— START OF EXTRACTED ENTRIES —

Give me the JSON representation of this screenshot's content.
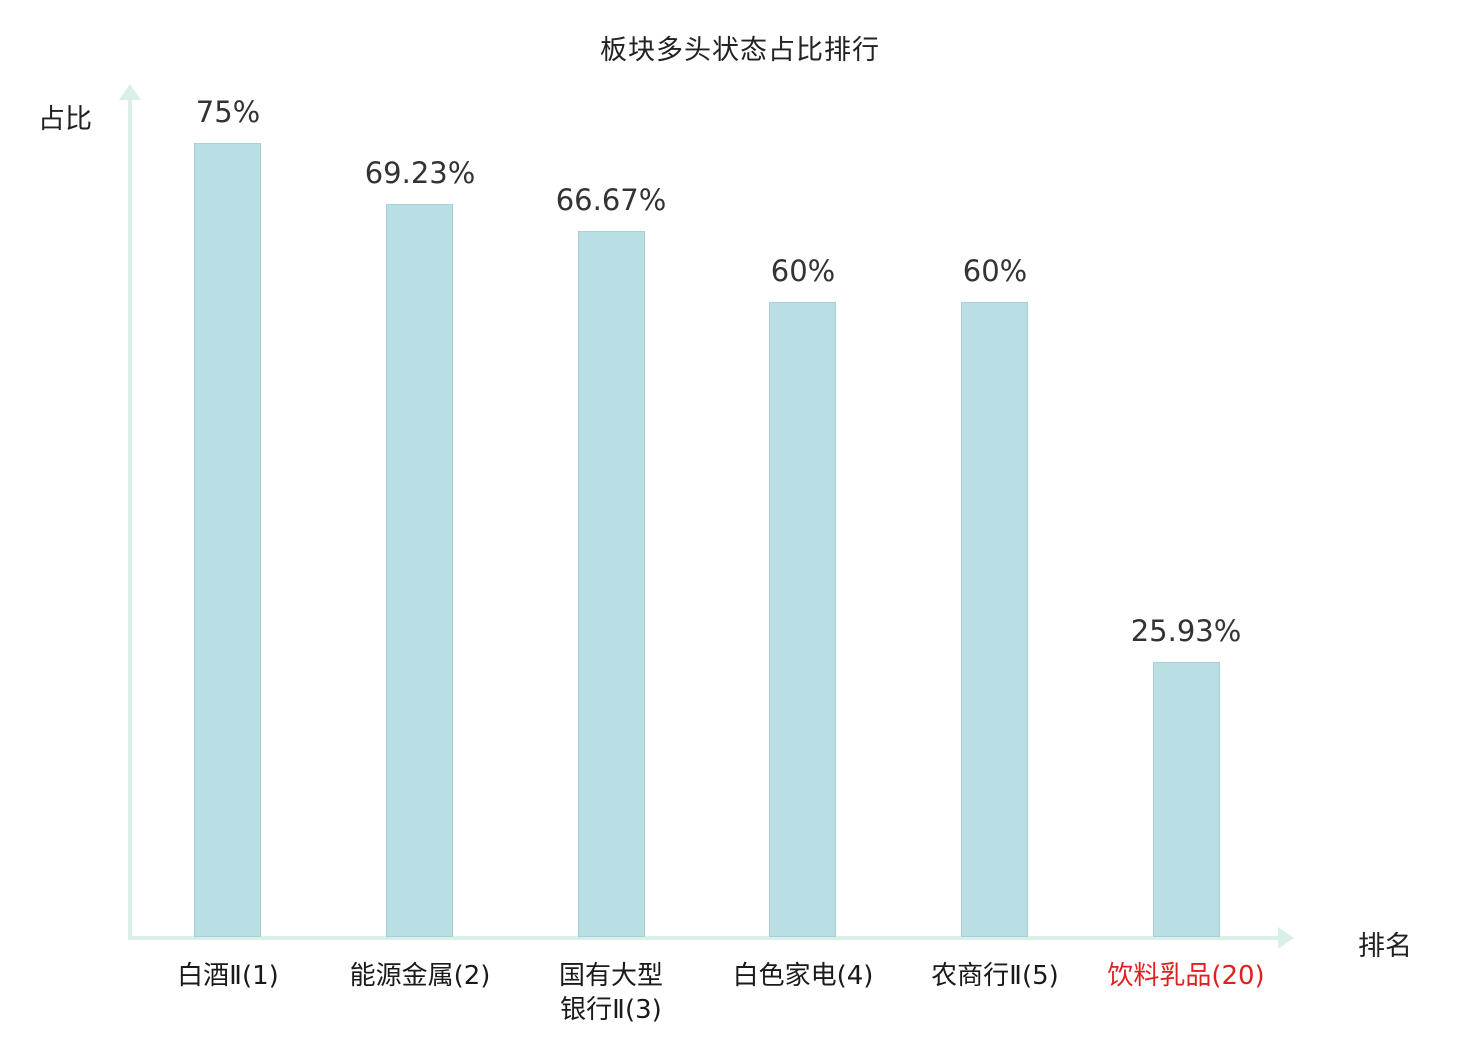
{
  "title": "板块多头状态占比排行",
  "axes": {
    "ylabel": "占比",
    "xlabel": "排名"
  },
  "colors": {
    "bar_fill": "#b9dee3",
    "bar_border": "#a5d2d9",
    "axis": "#d9efe9",
    "text": "#333333",
    "highlight": "#e02020"
  },
  "chart_data": {
    "type": "bar",
    "title": "板块多头状态占比排行",
    "xlabel": "排名",
    "ylabel": "占比",
    "categories": [
      "白酒Ⅱ(1)",
      "能源金属(2)",
      "国有大型\n银行Ⅱ(3)",
      "白色家电(4)",
      "农商行Ⅱ(5)",
      "饮料乳品(20)"
    ],
    "values": [
      75,
      69.23,
      66.67,
      60,
      60,
      25.93
    ],
    "value_labels": [
      "75%",
      "69.23%",
      "66.67%",
      "60%",
      "60%",
      "25.93%"
    ],
    "ylim": [
      0,
      80
    ],
    "highlight_index": 5,
    "grid": false,
    "legend": "none"
  }
}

— END OF EXTRACTED ENTRIES —

Restate the records word for word, omitting images.

- SOLUTION FOR THIS EXERCISE -
Give me the JSON representation of this screenshot's content.
{
  "title": "板块多头状态占比排行",
  "axes": {
    "ylabel": "占比",
    "xlabel": "排名"
  },
  "colors": {
    "bar_fill": "#b9dee3",
    "bar_border": "#a5d2d9",
    "axis": "#d9efe9",
    "text": "#333333",
    "highlight": "#e02020"
  },
  "chart_data": {
    "type": "bar",
    "title": "板块多头状态占比排行",
    "xlabel": "排名",
    "ylabel": "占比",
    "categories": [
      "白酒Ⅱ(1)",
      "能源金属(2)",
      "国有大型\n银行Ⅱ(3)",
      "白色家电(4)",
      "农商行Ⅱ(5)",
      "饮料乳品(20)"
    ],
    "values": [
      75,
      69.23,
      66.67,
      60,
      60,
      25.93
    ],
    "value_labels": [
      "75%",
      "69.23%",
      "66.67%",
      "60%",
      "60%",
      "25.93%"
    ],
    "ylim": [
      0,
      80
    ],
    "highlight_index": 5,
    "grid": false,
    "legend": "none"
  }
}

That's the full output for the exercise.